## GOAL OF THE EXERCISE
Please copy each of the following items line for line, keeping every character unchanged.

═══ SUPPLIED ENTRIES ═══

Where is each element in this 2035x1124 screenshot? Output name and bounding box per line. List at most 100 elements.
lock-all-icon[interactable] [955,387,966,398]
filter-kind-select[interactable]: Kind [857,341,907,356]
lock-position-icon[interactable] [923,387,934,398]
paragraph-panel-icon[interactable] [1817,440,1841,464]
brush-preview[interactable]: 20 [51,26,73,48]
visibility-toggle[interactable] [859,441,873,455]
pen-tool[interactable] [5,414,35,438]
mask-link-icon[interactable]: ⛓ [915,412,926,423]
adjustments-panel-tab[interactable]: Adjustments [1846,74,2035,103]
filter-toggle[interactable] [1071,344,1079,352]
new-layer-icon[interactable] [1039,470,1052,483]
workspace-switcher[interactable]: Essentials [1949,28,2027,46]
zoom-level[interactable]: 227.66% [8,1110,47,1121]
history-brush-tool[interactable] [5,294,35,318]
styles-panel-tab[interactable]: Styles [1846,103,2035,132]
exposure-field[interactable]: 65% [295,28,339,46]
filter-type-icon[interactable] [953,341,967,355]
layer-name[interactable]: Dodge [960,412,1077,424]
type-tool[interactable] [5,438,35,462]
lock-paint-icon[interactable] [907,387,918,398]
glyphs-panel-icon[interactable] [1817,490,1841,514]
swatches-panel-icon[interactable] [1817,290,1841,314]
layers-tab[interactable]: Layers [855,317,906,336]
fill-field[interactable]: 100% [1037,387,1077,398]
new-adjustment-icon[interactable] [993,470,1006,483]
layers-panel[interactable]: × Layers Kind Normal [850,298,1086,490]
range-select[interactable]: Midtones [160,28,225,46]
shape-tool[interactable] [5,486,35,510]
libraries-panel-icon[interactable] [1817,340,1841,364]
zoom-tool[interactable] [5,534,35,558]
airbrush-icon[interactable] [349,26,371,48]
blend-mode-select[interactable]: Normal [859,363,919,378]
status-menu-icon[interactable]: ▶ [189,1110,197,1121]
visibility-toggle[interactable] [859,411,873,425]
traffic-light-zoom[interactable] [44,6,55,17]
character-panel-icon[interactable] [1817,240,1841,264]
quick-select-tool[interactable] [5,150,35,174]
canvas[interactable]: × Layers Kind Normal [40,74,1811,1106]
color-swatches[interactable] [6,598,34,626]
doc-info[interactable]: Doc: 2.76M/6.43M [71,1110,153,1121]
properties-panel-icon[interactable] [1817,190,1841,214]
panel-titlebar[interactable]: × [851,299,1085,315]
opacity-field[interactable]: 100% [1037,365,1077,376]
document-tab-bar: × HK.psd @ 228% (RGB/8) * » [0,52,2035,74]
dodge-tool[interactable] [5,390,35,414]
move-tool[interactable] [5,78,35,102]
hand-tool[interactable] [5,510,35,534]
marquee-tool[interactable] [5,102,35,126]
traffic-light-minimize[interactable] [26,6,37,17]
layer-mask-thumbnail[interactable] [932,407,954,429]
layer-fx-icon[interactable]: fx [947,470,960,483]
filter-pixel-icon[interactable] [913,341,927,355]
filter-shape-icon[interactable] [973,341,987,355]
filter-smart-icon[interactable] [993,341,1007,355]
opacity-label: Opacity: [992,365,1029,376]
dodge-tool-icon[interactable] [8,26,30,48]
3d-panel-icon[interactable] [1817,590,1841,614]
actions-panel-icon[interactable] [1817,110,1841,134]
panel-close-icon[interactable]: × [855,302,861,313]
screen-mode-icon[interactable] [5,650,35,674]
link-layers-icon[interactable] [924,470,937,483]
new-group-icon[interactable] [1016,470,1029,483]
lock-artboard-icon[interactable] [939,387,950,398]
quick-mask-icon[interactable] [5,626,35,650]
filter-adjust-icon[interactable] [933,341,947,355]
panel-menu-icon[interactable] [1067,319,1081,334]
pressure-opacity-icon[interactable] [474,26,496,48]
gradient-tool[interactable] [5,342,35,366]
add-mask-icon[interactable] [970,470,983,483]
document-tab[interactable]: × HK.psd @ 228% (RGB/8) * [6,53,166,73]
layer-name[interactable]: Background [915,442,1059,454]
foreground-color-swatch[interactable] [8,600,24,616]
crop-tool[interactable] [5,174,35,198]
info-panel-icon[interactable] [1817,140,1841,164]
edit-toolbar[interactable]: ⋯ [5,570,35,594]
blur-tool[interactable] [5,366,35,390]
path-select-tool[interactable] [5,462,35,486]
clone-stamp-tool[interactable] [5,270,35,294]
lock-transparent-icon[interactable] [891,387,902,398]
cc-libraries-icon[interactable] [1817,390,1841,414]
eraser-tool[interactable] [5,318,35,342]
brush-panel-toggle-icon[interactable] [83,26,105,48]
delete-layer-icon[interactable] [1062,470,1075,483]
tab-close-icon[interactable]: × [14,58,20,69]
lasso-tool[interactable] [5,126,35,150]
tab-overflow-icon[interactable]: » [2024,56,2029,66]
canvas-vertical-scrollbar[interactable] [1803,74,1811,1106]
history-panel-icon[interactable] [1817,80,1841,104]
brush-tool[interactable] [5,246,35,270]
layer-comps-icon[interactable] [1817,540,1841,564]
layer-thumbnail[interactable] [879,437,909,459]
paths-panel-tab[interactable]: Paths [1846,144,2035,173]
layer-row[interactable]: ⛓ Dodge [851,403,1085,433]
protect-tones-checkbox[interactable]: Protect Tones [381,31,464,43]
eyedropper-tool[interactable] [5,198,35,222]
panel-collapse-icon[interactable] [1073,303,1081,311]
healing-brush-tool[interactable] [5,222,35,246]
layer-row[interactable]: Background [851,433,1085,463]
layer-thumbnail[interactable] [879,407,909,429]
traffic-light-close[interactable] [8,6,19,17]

═══

## SOLVED EXERCISE
Where is each element in this 2035x1124 screenshot? Output name and bounding box per line. List at most 100 elements.
lock-all-icon[interactable] [955,387,966,398]
filter-kind-select[interactable]: Kind [857,341,907,356]
lock-position-icon[interactable] [923,387,934,398]
paragraph-panel-icon[interactable] [1817,440,1841,464]
brush-preview[interactable]: 20 [51,26,73,48]
visibility-toggle[interactable] [859,441,873,455]
pen-tool[interactable] [5,414,35,438]
mask-link-icon[interactable]: ⛓ [915,412,926,423]
adjustments-panel-tab[interactable]: Adjustments [1846,74,2035,103]
filter-toggle[interactable] [1071,344,1079,352]
new-layer-icon[interactable] [1039,470,1052,483]
workspace-switcher[interactable]: Essentials [1949,28,2027,46]
zoom-level[interactable]: 227.66% [8,1110,47,1121]
history-brush-tool[interactable] [5,294,35,318]
styles-panel-tab[interactable]: Styles [1846,103,2035,132]
exposure-field[interactable]: 65% [295,28,339,46]
filter-type-icon[interactable] [953,341,967,355]
layer-name[interactable]: Dodge [960,412,1077,424]
type-tool[interactable] [5,438,35,462]
lock-paint-icon[interactable] [907,387,918,398]
glyphs-panel-icon[interactable] [1817,490,1841,514]
swatches-panel-icon[interactable] [1817,290,1841,314]
layers-tab[interactable]: Layers [855,317,906,336]
fill-field[interactable]: 100% [1037,387,1077,398]
new-adjustment-icon[interactable] [993,470,1006,483]
layers-panel[interactable]: × Layers Kind Normal [850,298,1086,490]
range-select[interactable]: Midtones [160,28,225,46]
shape-tool[interactable] [5,486,35,510]
libraries-panel-icon[interactable] [1817,340,1841,364]
zoom-tool[interactable] [5,534,35,558]
airbrush-icon[interactable] [349,26,371,48]
blend-mode-select[interactable]: Normal [859,363,919,378]
status-menu-icon[interactable]: ▶ [189,1110,197,1121]
visibility-toggle[interactable] [859,411,873,425]
traffic-light-zoom[interactable] [44,6,55,17]
character-panel-icon[interactable] [1817,240,1841,264]
quick-select-tool[interactable] [5,150,35,174]
canvas[interactable]: × Layers Kind Normal [40,74,1811,1106]
color-swatches[interactable] [6,598,34,626]
doc-info[interactable]: Doc: 2.76M/6.43M [71,1110,153,1121]
properties-panel-icon[interactable] [1817,190,1841,214]
panel-titlebar[interactable]: × [851,299,1085,315]
opacity-field[interactable]: 100% [1037,365,1077,376]
document-tab-bar: × HK.psd @ 228% (RGB/8) * » [0,52,2035,74]
dodge-tool[interactable] [5,390,35,414]
move-tool[interactable] [5,78,35,102]
hand-tool[interactable] [5,510,35,534]
marquee-tool[interactable] [5,102,35,126]
traffic-light-minimize[interactable] [26,6,37,17]
layer-mask-thumbnail[interactable] [932,407,954,429]
layer-fx-icon[interactable]: fx [947,470,960,483]
filter-pixel-icon[interactable] [913,341,927,355]
filter-shape-icon[interactable] [973,341,987,355]
filter-smart-icon[interactable] [993,341,1007,355]
opacity-label: Opacity: [992,365,1029,376]
dodge-tool-icon[interactable] [8,26,30,48]
3d-panel-icon[interactable] [1817,590,1841,614]
actions-panel-icon[interactable] [1817,110,1841,134]
panel-close-icon[interactable]: × [855,302,861,313]
screen-mode-icon[interactable] [5,650,35,674]
link-layers-icon[interactable] [924,470,937,483]
new-group-icon[interactable] [1016,470,1029,483]
lock-artboard-icon[interactable] [939,387,950,398]
quick-mask-icon[interactable] [5,626,35,650]
filter-adjust-icon[interactable] [933,341,947,355]
panel-menu-icon[interactable] [1067,319,1081,334]
pressure-opacity-icon[interactable] [474,26,496,48]
gradient-tool[interactable] [5,342,35,366]
add-mask-icon[interactable] [970,470,983,483]
document-tab[interactable]: × HK.psd @ 228% (RGB/8) * [6,53,166,73]
layer-name[interactable]: Background [915,442,1059,454]
foreground-color-swatch[interactable] [8,600,24,616]
crop-tool[interactable] [5,174,35,198]
info-panel-icon[interactable] [1817,140,1841,164]
edit-toolbar[interactable]: ⋯ [5,570,35,594]
blur-tool[interactable] [5,366,35,390]
path-select-tool[interactable] [5,462,35,486]
clone-stamp-tool[interactable] [5,270,35,294]
lock-transparent-icon[interactable] [891,387,902,398]
cc-libraries-icon[interactable] [1817,390,1841,414]
eraser-tool[interactable] [5,318,35,342]
brush-panel-toggle-icon[interactable] [83,26,105,48]
delete-layer-icon[interactable] [1062,470,1075,483]
tab-close-icon[interactable]: × [14,58,20,69]
lasso-tool[interactable] [5,126,35,150]
tab-overflow-icon[interactable]: » [2024,56,2029,66]
canvas-vertical-scrollbar[interactable] [1803,74,1811,1106]
history-panel-icon[interactable] [1817,80,1841,104]
brush-tool[interactable] [5,246,35,270]
layer-comps-icon[interactable] [1817,540,1841,564]
layer-thumbnail[interactable] [879,437,909,459]
paths-panel-tab[interactable]: Paths [1846,144,2035,173]
layer-row[interactable]: ⛓ Dodge [851,403,1085,433]
protect-tones-checkbox[interactable]: Protect Tones [381,31,464,43]
eyedropper-tool[interactable] [5,198,35,222]
panel-collapse-icon[interactable] [1073,303,1081,311]
healing-brush-tool[interactable] [5,222,35,246]
layer-row[interactable]: Background [851,433,1085,463]
layer-thumbnail[interactable] [879,407,909,429]
traffic-light-close[interactable] [8,6,19,17]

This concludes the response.